## Start RECORDED DATA
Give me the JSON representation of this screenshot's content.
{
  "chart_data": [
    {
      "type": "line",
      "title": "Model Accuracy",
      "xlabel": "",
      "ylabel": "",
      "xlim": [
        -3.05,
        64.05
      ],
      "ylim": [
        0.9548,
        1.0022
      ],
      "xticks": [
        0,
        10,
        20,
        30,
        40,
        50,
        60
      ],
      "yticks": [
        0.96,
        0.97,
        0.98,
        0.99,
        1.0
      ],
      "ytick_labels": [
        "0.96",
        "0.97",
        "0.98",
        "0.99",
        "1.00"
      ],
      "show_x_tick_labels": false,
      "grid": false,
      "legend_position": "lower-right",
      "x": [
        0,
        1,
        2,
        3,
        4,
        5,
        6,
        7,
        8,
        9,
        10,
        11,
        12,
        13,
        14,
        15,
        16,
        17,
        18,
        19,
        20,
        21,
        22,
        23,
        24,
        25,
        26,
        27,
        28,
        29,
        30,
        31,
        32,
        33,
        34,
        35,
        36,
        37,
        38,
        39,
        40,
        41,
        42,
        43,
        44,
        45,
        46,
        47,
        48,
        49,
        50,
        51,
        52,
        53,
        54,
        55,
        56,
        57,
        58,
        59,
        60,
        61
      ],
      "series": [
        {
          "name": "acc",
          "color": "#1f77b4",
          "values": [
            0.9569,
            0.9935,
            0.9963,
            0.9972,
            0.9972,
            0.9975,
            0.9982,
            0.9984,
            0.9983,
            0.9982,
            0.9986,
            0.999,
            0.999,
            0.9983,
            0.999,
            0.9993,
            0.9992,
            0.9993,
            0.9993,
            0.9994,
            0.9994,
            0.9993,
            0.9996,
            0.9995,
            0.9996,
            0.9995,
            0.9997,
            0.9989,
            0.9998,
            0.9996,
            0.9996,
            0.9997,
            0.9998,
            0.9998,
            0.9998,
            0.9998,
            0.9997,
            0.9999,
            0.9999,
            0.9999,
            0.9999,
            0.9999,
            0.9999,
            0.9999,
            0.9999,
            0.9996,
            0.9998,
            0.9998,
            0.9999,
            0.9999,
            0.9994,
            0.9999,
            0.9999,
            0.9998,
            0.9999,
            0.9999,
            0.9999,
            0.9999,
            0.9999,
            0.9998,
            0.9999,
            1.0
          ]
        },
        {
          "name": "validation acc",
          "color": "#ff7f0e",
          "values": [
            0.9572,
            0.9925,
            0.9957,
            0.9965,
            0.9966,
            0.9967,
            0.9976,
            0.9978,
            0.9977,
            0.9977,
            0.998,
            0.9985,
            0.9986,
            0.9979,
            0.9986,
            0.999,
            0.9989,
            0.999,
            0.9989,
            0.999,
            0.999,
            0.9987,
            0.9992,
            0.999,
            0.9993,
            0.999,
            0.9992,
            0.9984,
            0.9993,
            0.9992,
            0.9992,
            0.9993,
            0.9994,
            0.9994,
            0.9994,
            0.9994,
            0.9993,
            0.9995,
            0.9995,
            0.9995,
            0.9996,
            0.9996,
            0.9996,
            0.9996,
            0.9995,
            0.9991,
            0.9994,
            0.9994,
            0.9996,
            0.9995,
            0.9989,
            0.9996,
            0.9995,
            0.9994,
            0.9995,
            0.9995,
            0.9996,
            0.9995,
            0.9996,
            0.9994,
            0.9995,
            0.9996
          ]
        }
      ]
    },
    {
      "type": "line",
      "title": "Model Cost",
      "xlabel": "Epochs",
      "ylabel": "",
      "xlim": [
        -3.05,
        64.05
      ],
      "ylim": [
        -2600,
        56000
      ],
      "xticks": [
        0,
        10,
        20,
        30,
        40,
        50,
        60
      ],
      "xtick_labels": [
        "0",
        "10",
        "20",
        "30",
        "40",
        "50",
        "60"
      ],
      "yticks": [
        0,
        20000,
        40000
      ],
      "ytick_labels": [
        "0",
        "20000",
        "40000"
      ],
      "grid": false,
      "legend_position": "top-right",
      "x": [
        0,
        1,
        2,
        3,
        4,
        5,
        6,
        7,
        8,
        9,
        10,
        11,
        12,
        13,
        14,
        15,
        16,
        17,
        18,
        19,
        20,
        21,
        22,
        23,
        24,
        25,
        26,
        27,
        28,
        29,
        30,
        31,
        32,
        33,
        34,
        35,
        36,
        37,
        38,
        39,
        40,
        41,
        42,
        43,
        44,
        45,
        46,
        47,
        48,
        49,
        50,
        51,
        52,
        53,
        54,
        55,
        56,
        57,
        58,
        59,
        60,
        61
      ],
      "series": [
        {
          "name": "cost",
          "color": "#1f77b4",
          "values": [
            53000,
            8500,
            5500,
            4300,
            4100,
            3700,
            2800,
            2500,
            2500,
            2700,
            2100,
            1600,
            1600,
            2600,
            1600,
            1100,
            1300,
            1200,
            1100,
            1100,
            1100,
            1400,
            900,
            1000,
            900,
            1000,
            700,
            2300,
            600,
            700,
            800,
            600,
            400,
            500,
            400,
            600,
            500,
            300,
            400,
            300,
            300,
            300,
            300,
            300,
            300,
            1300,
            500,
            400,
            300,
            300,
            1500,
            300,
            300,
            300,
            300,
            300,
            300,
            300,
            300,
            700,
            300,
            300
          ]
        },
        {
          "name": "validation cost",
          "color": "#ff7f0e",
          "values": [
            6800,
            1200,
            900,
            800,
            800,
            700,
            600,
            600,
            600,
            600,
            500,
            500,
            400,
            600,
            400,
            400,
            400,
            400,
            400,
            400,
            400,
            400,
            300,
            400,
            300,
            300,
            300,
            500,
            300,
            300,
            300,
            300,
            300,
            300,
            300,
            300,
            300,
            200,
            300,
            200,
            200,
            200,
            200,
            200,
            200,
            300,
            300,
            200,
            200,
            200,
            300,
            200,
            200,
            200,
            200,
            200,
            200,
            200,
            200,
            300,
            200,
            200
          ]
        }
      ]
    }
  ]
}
## End RECORDED DATA
## PROBLEM DETAILS
Write out the whole listing again, exactly as it stands.

## RESULT
Give me the JSON representation of this screenshot's content.
{
  "chart_data": [
    {
      "type": "line",
      "title": "Model Accuracy",
      "xlabel": "",
      "ylabel": "",
      "xlim": [
        -3.05,
        64.05
      ],
      "ylim": [
        0.9548,
        1.0022
      ],
      "xticks": [
        0,
        10,
        20,
        30,
        40,
        50,
        60
      ],
      "yticks": [
        0.96,
        0.97,
        0.98,
        0.99,
        1.0
      ],
      "ytick_labels": [
        "0.96",
        "0.97",
        "0.98",
        "0.99",
        "1.00"
      ],
      "show_x_tick_labels": false,
      "grid": false,
      "legend_position": "lower-right",
      "x": [
        0,
        1,
        2,
        3,
        4,
        5,
        6,
        7,
        8,
        9,
        10,
        11,
        12,
        13,
        14,
        15,
        16,
        17,
        18,
        19,
        20,
        21,
        22,
        23,
        24,
        25,
        26,
        27,
        28,
        29,
        30,
        31,
        32,
        33,
        34,
        35,
        36,
        37,
        38,
        39,
        40,
        41,
        42,
        43,
        44,
        45,
        46,
        47,
        48,
        49,
        50,
        51,
        52,
        53,
        54,
        55,
        56,
        57,
        58,
        59,
        60,
        61
      ],
      "series": [
        {
          "name": "acc",
          "color": "#1f77b4",
          "values": [
            0.9569,
            0.9935,
            0.9963,
            0.9972,
            0.9972,
            0.9975,
            0.9982,
            0.9984,
            0.9983,
            0.9982,
            0.9986,
            0.999,
            0.999,
            0.9983,
            0.999,
            0.9993,
            0.9992,
            0.9993,
            0.9993,
            0.9994,
            0.9994,
            0.9993,
            0.9996,
            0.9995,
            0.9996,
            0.9995,
            0.9997,
            0.9989,
            0.9998,
            0.9996,
            0.9996,
            0.9997,
            0.9998,
            0.9998,
            0.9998,
            0.9998,
            0.9997,
            0.9999,
            0.9999,
            0.9999,
            0.9999,
            0.9999,
            0.9999,
            0.9999,
            0.9999,
            0.9996,
            0.9998,
            0.9998,
            0.9999,
            0.9999,
            0.9994,
            0.9999,
            0.9999,
            0.9998,
            0.9999,
            0.9999,
            0.9999,
            0.9999,
            0.9999,
            0.9998,
            0.9999,
            1.0
          ]
        },
        {
          "name": "validation acc",
          "color": "#ff7f0e",
          "values": [
            0.9572,
            0.9925,
            0.9957,
            0.9965,
            0.9966,
            0.9967,
            0.9976,
            0.9978,
            0.9977,
            0.9977,
            0.998,
            0.9985,
            0.9986,
            0.9979,
            0.9986,
            0.999,
            0.9989,
            0.999,
            0.9989,
            0.999,
            0.999,
            0.9987,
            0.9992,
            0.999,
            0.9993,
            0.999,
            0.9992,
            0.9984,
            0.9993,
            0.9992,
            0.9992,
            0.9993,
            0.9994,
            0.9994,
            0.9994,
            0.9994,
            0.9993,
            0.9995,
            0.9995,
            0.9995,
            0.9996,
            0.9996,
            0.9996,
            0.9996,
            0.9995,
            0.9991,
            0.9994,
            0.9994,
            0.9996,
            0.9995,
            0.9989,
            0.9996,
            0.9995,
            0.9994,
            0.9995,
            0.9995,
            0.9996,
            0.9995,
            0.9996,
            0.9994,
            0.9995,
            0.9996
          ]
        }
      ]
    },
    {
      "type": "line",
      "title": "Model Cost",
      "xlabel": "Epochs",
      "ylabel": "",
      "xlim": [
        -3.05,
        64.05
      ],
      "ylim": [
        -2600,
        56000
      ],
      "xticks": [
        0,
        10,
        20,
        30,
        40,
        50,
        60
      ],
      "xtick_labels": [
        "0",
        "10",
        "20",
        "30",
        "40",
        "50",
        "60"
      ],
      "yticks": [
        0,
        20000,
        40000
      ],
      "ytick_labels": [
        "0",
        "20000",
        "40000"
      ],
      "grid": false,
      "legend_position": "top-right",
      "x": [
        0,
        1,
        2,
        3,
        4,
        5,
        6,
        7,
        8,
        9,
        10,
        11,
        12,
        13,
        14,
        15,
        16,
        17,
        18,
        19,
        20,
        21,
        22,
        23,
        24,
        25,
        26,
        27,
        28,
        29,
        30,
        31,
        32,
        33,
        34,
        35,
        36,
        37,
        38,
        39,
        40,
        41,
        42,
        43,
        44,
        45,
        46,
        47,
        48,
        49,
        50,
        51,
        52,
        53,
        54,
        55,
        56,
        57,
        58,
        59,
        60,
        61
      ],
      "series": [
        {
          "name": "cost",
          "color": "#1f77b4",
          "values": [
            53000,
            8500,
            5500,
            4300,
            4100,
            3700,
            2800,
            2500,
            2500,
            2700,
            2100,
            1600,
            1600,
            2600,
            1600,
            1100,
            1300,
            1200,
            1100,
            1100,
            1100,
            1400,
            900,
            1000,
            900,
            1000,
            700,
            2300,
            600,
            700,
            800,
            600,
            400,
            500,
            400,
            600,
            500,
            300,
            400,
            300,
            300,
            300,
            300,
            300,
            300,
            1300,
            500,
            400,
            300,
            300,
            1500,
            300,
            300,
            300,
            300,
            300,
            300,
            300,
            300,
            700,
            300,
            300
          ]
        },
        {
          "name": "validation cost",
          "color": "#ff7f0e",
          "values": [
            6800,
            1200,
            900,
            800,
            800,
            700,
            600,
            600,
            600,
            600,
            500,
            500,
            400,
            600,
            400,
            400,
            400,
            400,
            400,
            400,
            400,
            400,
            300,
            400,
            300,
            300,
            300,
            500,
            300,
            300,
            300,
            300,
            300,
            300,
            300,
            300,
            300,
            200,
            300,
            200,
            200,
            200,
            200,
            200,
            200,
            300,
            300,
            200,
            200,
            200,
            300,
            200,
            200,
            200,
            200,
            200,
            200,
            200,
            200,
            300,
            200,
            200
          ]
        }
      ]
    }
  ]
}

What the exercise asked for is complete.